Exercise brief: Every line with the string "Groningen" should be gathered.

------------------------------------------------------------------------

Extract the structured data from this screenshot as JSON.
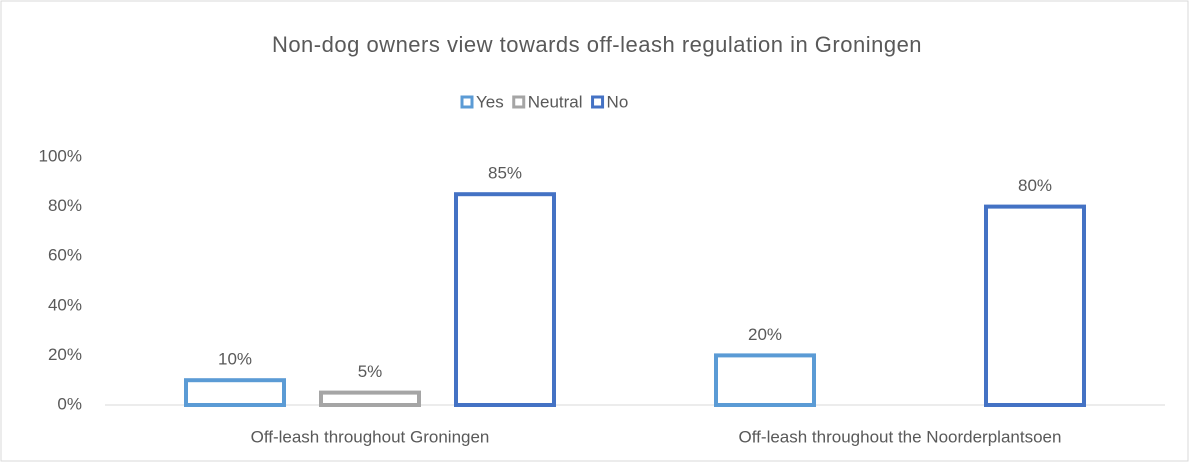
{
  "chart_data": {
    "type": "bar",
    "title": "Non-dog owners view towards off-leash regulation in Groningen",
    "categories": [
      "Off-leash throughout Groningen",
      "Off-leash throughout the Noorderplantsoen"
    ],
    "series": [
      {
        "name": "Yes",
        "color": "#5B9BD5",
        "values": [
          10,
          20
        ],
        "value_labels": [
          "10%",
          "20%"
        ]
      },
      {
        "name": "Neutral",
        "color": "#A5A5A5",
        "values": [
          5,
          null
        ],
        "value_labels": [
          "5%",
          null
        ]
      },
      {
        "name": "No",
        "color": "#4472C4",
        "values": [
          85,
          80
        ],
        "value_labels": [
          "85%",
          "80%"
        ]
      }
    ],
    "ylim": [
      0,
      100
    ],
    "yticks": [
      {
        "value": 0,
        "label": "0%"
      },
      {
        "value": 20,
        "label": "20%"
      },
      {
        "value": 40,
        "label": "40%"
      },
      {
        "value": 60,
        "label": "60%"
      },
      {
        "value": 80,
        "label": "80%"
      },
      {
        "value": 100,
        "label": "100%"
      }
    ],
    "legend": "top"
  }
}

------------------------------------------------------------------------

Result:
    "title": "Non-dog owners view towards off-leash regulation in Groningen",
      "Off-leash throughout Groningen",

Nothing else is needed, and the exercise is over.